>> START DATA FOR THIS EXERCISE
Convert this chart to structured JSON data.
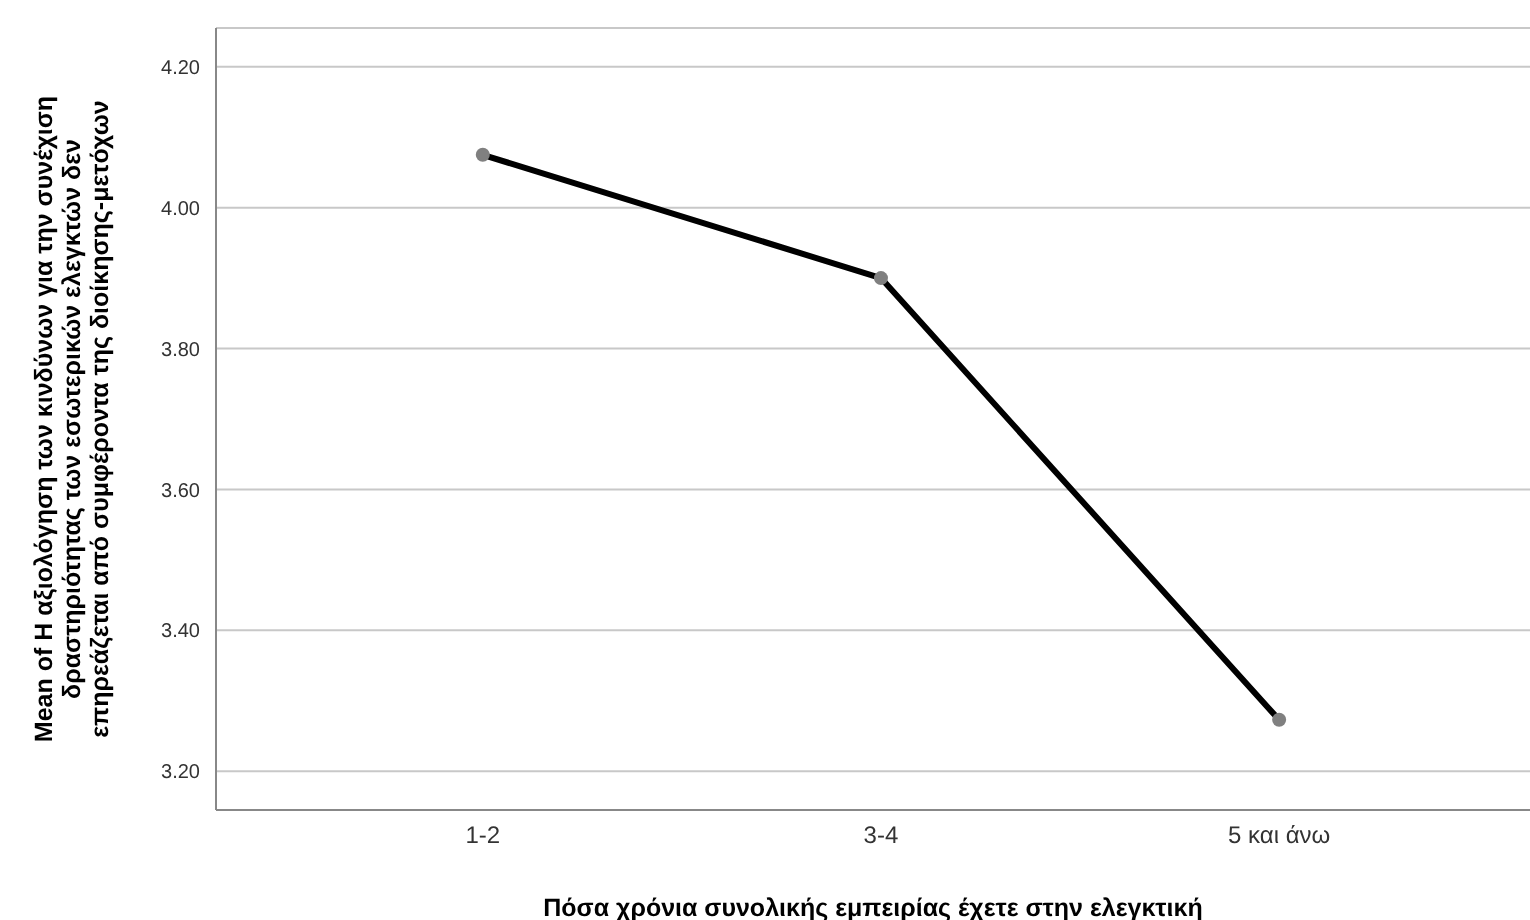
{
  "chart_data": {
    "type": "line",
    "xlabel": "Πόσα χρόνια συνολικής εμπειρίας έχετε στην ελεγκτική",
    "ylabel": "Mean of Η αξιολόγηση των κινδύνων για την συνέχιση δραστηριότητας των εσωτερικών ελεγκτών δεν επηρεάζεται από συμφέροντα της διοίκησης-μετόχων",
    "categories": [
      "1-2",
      "3-4",
      "5 και άνω"
    ],
    "series": [
      {
        "color": "#000000",
        "values": [
          4.075,
          3.9,
          3.273
        ]
      }
    ],
    "ylim": [
      3.145,
      4.255
    ],
    "yticks": [
      {
        "value": 3.2,
        "label": "3.20"
      },
      {
        "value": 3.4,
        "label": "3.40"
      },
      {
        "value": 3.6,
        "label": "3.60"
      },
      {
        "value": 3.8,
        "label": "3.80"
      },
      {
        "value": 4.0,
        "label": "4.00"
      },
      {
        "value": 4.2,
        "label": "4.20"
      }
    ],
    "grid": "y",
    "marker": "circle",
    "line_style": "solid"
  }
}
>> END DATA FOR THIS EXERCISE
→ **WHAT THE TASK REQUIRES**
All of the material above is to be copied exactly, except for its images.

→ **REPLY**
Convert this chart to structured JSON data.
{
  "chart_data": {
    "type": "line",
    "xlabel": "Πόσα χρόνια συνολικής εμπειρίας έχετε στην ελεγκτική",
    "ylabel": "Mean of Η αξιολόγηση των κινδύνων για την συνέχιση δραστηριότητας των εσωτερικών ελεγκτών δεν επηρεάζεται από συμφέροντα της διοίκησης-μετόχων",
    "categories": [
      "1-2",
      "3-4",
      "5 και άνω"
    ],
    "series": [
      {
        "color": "#000000",
        "values": [
          4.075,
          3.9,
          3.273
        ]
      }
    ],
    "ylim": [
      3.145,
      4.255
    ],
    "yticks": [
      {
        "value": 3.2,
        "label": "3.20"
      },
      {
        "value": 3.4,
        "label": "3.40"
      },
      {
        "value": 3.6,
        "label": "3.60"
      },
      {
        "value": 3.8,
        "label": "3.80"
      },
      {
        "value": 4.0,
        "label": "4.00"
      },
      {
        "value": 4.2,
        "label": "4.20"
      }
    ],
    "grid": "y",
    "marker": "circle",
    "line_style": "solid"
  }
}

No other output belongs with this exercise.